#### [Material]
···

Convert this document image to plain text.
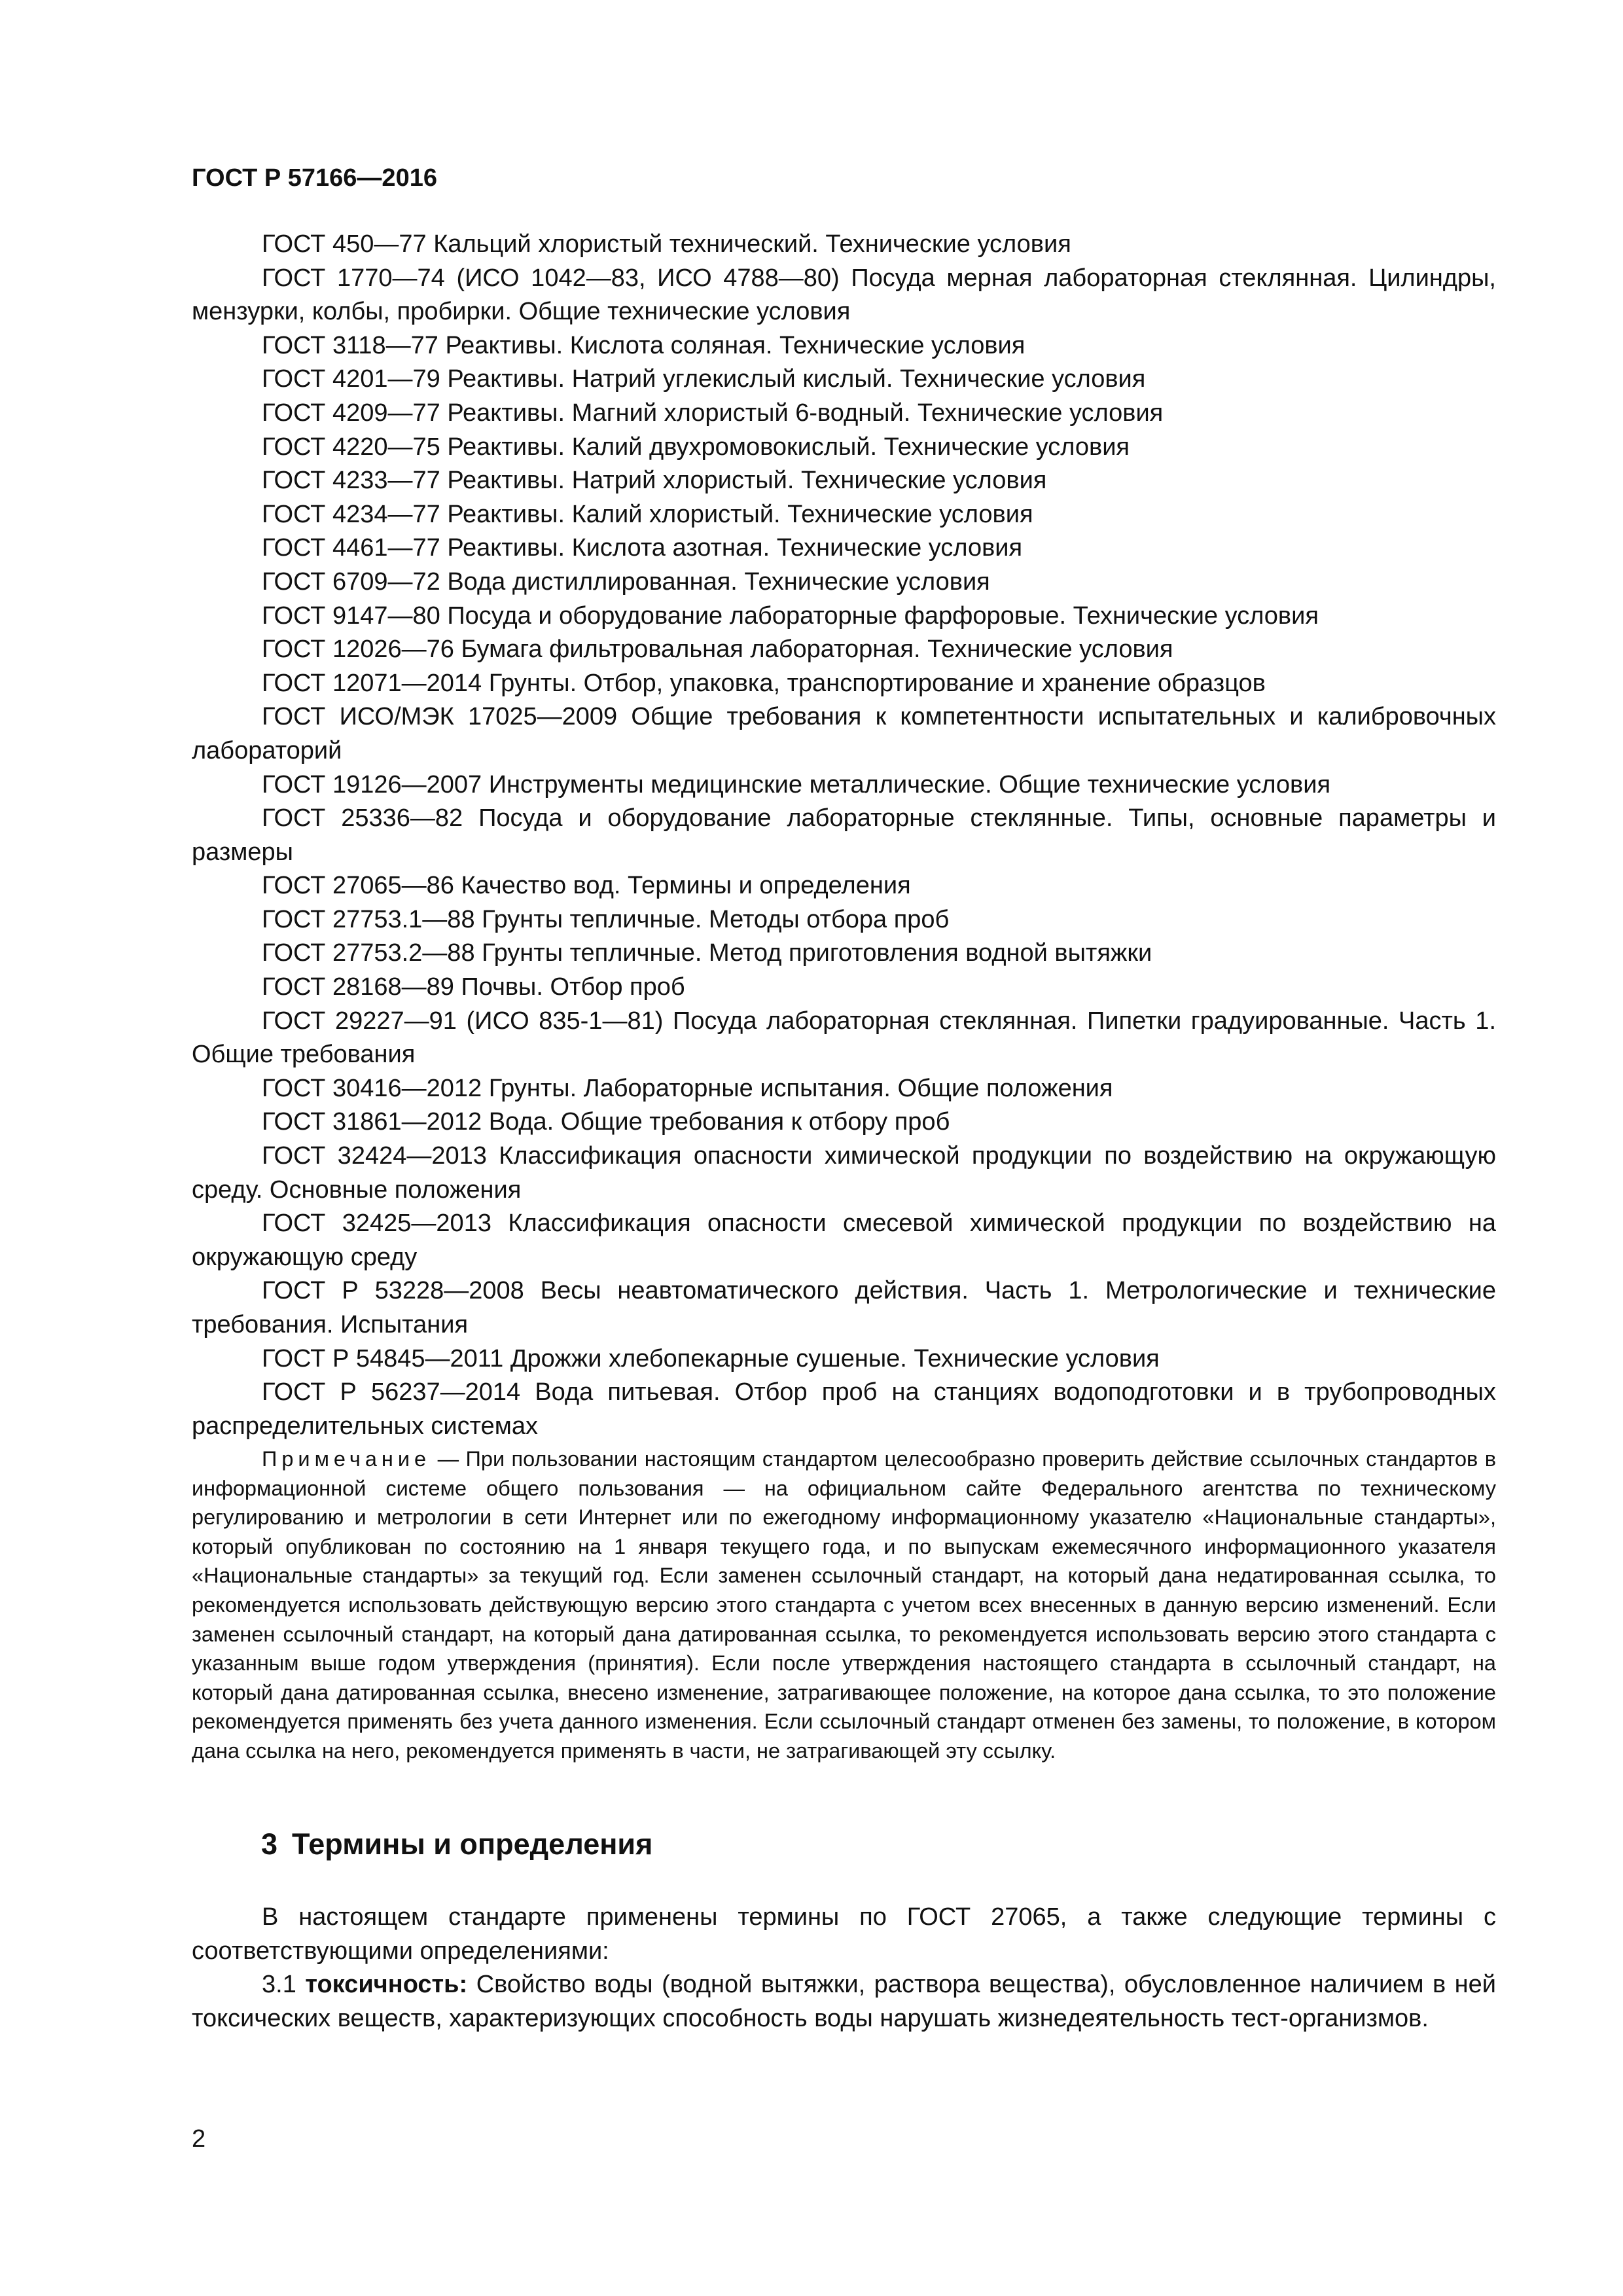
ГОСТ Р 57166—2016

ГОСТ 450—77 Кальций хлористый технический. Технические условия

ГОСТ 1770—74 (ИСО 1042—83, ИСО 4788—80) Посуда мерная лабораторная стеклянная. Цилиндры, мензурки, колбы, пробирки. Общие технические условия

ГОСТ 3118—77 Реактивы. Кислота соляная. Технические условия

ГОСТ 4201—79 Реактивы. Натрий углекислый кислый. Технические условия

ГОСТ 4209—77 Реактивы. Магний хлористый 6-водный. Технические условия

ГОСТ 4220—75 Реактивы. Калий двухромовокислый. Технические условия

ГОСТ 4233—77 Реактивы. Натрий хлористый. Технические условия

ГОСТ 4234—77 Реактивы. Калий хлористый. Технические условия

ГОСТ 4461—77 Реактивы. Кислота азотная. Технические условия

ГОСТ 6709—72 Вода дистиллированная. Технические условия

ГОСТ 9147—80 Посуда и оборудование лабораторные фарфоровые. Технические условия

ГОСТ 12026—76 Бумага фильтровальная лабораторная. Технические условия

ГОСТ 12071—2014 Грунты. Отбор, упаковка, транспортирование и хранение образцов

ГОСТ ИСО/МЭК 17025—2009 Общие требования к компетентности испытательных и калибровочных лабораторий

ГОСТ 19126—2007 Инструменты медицинские металлические. Общие технические условия

ГОСТ 25336—82 Посуда и оборудование лабораторные стеклянные. Типы, основные параметры и размеры

ГОСТ 27065—86 Качество вод. Термины и определения

ГОСТ 27753.1—88 Грунты тепличные. Методы отбора проб

ГОСТ 27753.2—88 Грунты тепличные. Метод приготовления водной вытяжки

ГОСТ 28168—89 Почвы. Отбор проб

ГОСТ 29227—91 (ИСО 835-1—81) Посуда лабораторная стеклянная. Пипетки градуированные. Часть 1. Общие требования

ГОСТ 30416—2012 Грунты. Лабораторные испытания. Общие положения

ГОСТ 31861—2012 Вода. Общие требования к отбору проб

ГОСТ 32424—2013 Классификация опасности химической продукции по воздействию на окружающую среду. Основные положения

ГОСТ 32425—2013 Классификация опасности смесевой химической продукции по воздействию на окружающую среду

ГОСТ Р 53228—2008 Весы неавтоматического действия. Часть 1. Метрологические и технические требования. Испытания

ГОСТ Р 54845—2011 Дрожжи хлебопекарные сушеные. Технические условия

ГОСТ Р 56237—2014 Вода питьевая. Отбор проб на станциях водоподготовки и в трубопроводных распределительных системах

Примечание — При пользовании настоящим стандартом целесообразно проверить действие ссылочных стандартов в информационной системе общего пользования — на официальном сайте Федерального агентства по техническому регулированию и метрологии в сети Интернет или по ежегодному информационному указателю «Национальные стандарты», который опубликован по состоянию на 1 января текущего года, и по выпускам ежемесячного информационного указателя «Национальные стандарты» за текущий год. Если заменен ссылочный стандарт, на который дана недатированная ссылка, то рекомендуется использовать действующую версию этого стандарта с учетом всех внесенных в данную версию изменений. Если заменен ссылочный стандарт, на который дана датированная ссылка, то рекомендуется использовать версию этого стандарта с указанным выше годом утверждения (принятия). Если после утверждения настоящего стандарта в ссылочный стандарт, на который дана датированная ссылка, внесено изменение, затрагивающее положение, на которое дана ссылка, то это положение рекомендуется применять без учета данного изменения. Если ссылочный стандарт отменен без замены, то положение, в котором дана ссылка на него, рекомендуется применять в части, не затрагивающей эту ссылку.

3 Термины и определения

В настоящем стандарте применены термины по ГОСТ 27065, а также следующие термины с соответствующими определениями:

3.1 токсичность: Свойство воды (водной вытяжки, раствора вещества), обусловленное наличием в ней токсических веществ, характеризующих способность воды нарушать жизнедеятельность тест-организмов.

2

···

#### [What is required]
Reproduce all entries exactly. Pictures do not belong in the copy.

#### [Complete output]
Convert this document image to plain text.
ГОСТ Р 57166—2016

ГОСТ 450—77 Кальций хлористый технический. Технические условия

ГОСТ 1770—74 (ИСО 1042—83, ИСО 4788—80) Посуда мерная лабораторная стеклянная. Цилиндры, мензурки, колбы, пробирки. Общие технические условия

ГОСТ 3118—77 Реактивы. Кислота соляная. Технические условия

ГОСТ 4201—79 Реактивы. Натрий углекислый кислый. Технические условия

ГОСТ 4209—77 Реактивы. Магний хлористый 6-водный. Технические условия

ГОСТ 4220—75 Реактивы. Калий двухромовокислый. Технические условия

ГОСТ 4233—77 Реактивы. Натрий хлористый. Технические условия

ГОСТ 4234—77 Реактивы. Калий хлористый. Технические условия

ГОСТ 4461—77 Реактивы. Кислота азотная. Технические условия

ГОСТ 6709—72 Вода дистиллированная. Технические условия

ГОСТ 9147—80 Посуда и оборудование лабораторные фарфоровые. Технические условия

ГОСТ 12026—76 Бумага фильтровальная лабораторная. Технические условия

ГОСТ 12071—2014 Грунты. Отбор, упаковка, транспортирование и хранение образцов

ГОСТ ИСО/МЭК 17025—2009 Общие требования к компетентности испытательных и калибровочных лабораторий

ГОСТ 19126—2007 Инструменты медицинские металлические. Общие технические условия

ГОСТ 25336—82 Посуда и оборудование лабораторные стеклянные. Типы, основные параметры и размеры

ГОСТ 27065—86 Качество вод. Термины и определения

ГОСТ 27753.1—88 Грунты тепличные. Методы отбора проб

ГОСТ 27753.2—88 Грунты тепличные. Метод приготовления водной вытяжки

ГОСТ 28168—89 Почвы. Отбор проб

ГОСТ 29227—91 (ИСО 835-1—81) Посуда лабораторная стеклянная. Пипетки градуированные. Часть 1. Общие требования

ГОСТ 30416—2012 Грунты. Лабораторные испытания. Общие положения

ГОСТ 31861—2012 Вода. Общие требования к отбору проб

ГОСТ 32424—2013 Классификация опасности химической продукции по воздействию на окружающую среду. Основные положения

ГОСТ 32425—2013 Классификация опасности смесевой химической продукции по воздействию на окружающую среду

ГОСТ Р 53228—2008 Весы неавтоматического действия. Часть 1. Метрологические и технические требования. Испытания

ГОСТ Р 54845—2011 Дрожжи хлебопекарные сушеные. Технические условия

ГОСТ Р 56237—2014 Вода питьевая. Отбор проб на станциях водоподготовки и в трубопроводных распределительных системах

Примечание — При пользовании настоящим стандартом целесообразно проверить действие ссылочных стандартов в информационной системе общего пользования — на официальном сайте Федерального агентства по техническому регулированию и метрологии в сети Интернет или по ежегодному информационному указателю «Национальные стандарты», который опубликован по состоянию на 1 января текущего года, и по выпускам ежемесячного информационного указателя «Национальные стандарты» за текущий год. Если заменен ссылочный стандарт, на который дана недатированная ссылка, то рекомендуется использовать действующую версию этого стандарта с учетом всех внесенных в данную версию изменений. Если заменен ссылочный стандарт, на который дана датированная ссылка, то рекомендуется использовать версию этого стандарта с указанным выше годом утверждения (принятия). Если после утверждения настоящего стандарта в ссылочный стандарт, на который дана датированная ссылка, внесено изменение, затрагивающее положение, на которое дана ссылка, то это положение рекомендуется применять без учета данного изменения. Если ссылочный стандарт отменен без замены, то положение, в котором дана ссылка на него, рекомендуется применять в части, не затрагивающей эту ссылку.

3 Термины и определения

В настоящем стандарте применены термины по ГОСТ 27065, а также следующие термины с соответствующими определениями:

3.1 токсичность: Свойство воды (водной вытяжки, раствора вещества), обусловленное наличием в ней токсических веществ, характеризующих способность воды нарушать жизнедеятельность тест-организмов.

2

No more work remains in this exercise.